--- START Data for this exercise ---

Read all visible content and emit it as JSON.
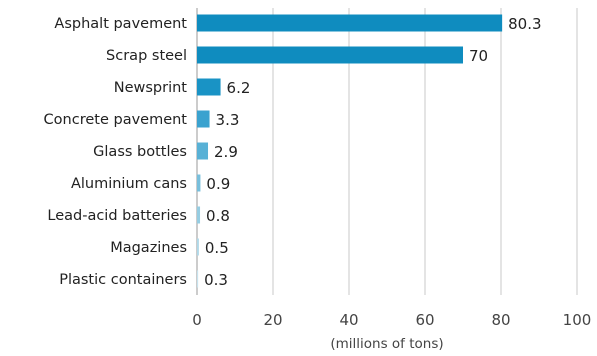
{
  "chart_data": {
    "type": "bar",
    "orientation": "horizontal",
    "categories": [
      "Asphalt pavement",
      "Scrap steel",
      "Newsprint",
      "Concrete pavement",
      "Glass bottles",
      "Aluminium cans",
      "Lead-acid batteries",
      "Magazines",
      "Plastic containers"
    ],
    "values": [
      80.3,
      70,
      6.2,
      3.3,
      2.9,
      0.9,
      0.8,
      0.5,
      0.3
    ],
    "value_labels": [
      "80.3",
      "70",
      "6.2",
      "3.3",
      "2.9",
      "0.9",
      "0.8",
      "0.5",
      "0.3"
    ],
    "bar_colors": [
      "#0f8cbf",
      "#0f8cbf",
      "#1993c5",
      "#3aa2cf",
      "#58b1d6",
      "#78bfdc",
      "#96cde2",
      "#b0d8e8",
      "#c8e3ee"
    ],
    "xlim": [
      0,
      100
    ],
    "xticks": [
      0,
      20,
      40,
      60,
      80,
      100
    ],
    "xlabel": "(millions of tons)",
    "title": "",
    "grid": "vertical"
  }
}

--- END Data for this exercise ---

**Exercise task**
Copy all lines from the material that contain "pavement".

**Correct result**
      "Asphalt pavement",
      "Concrete pavement",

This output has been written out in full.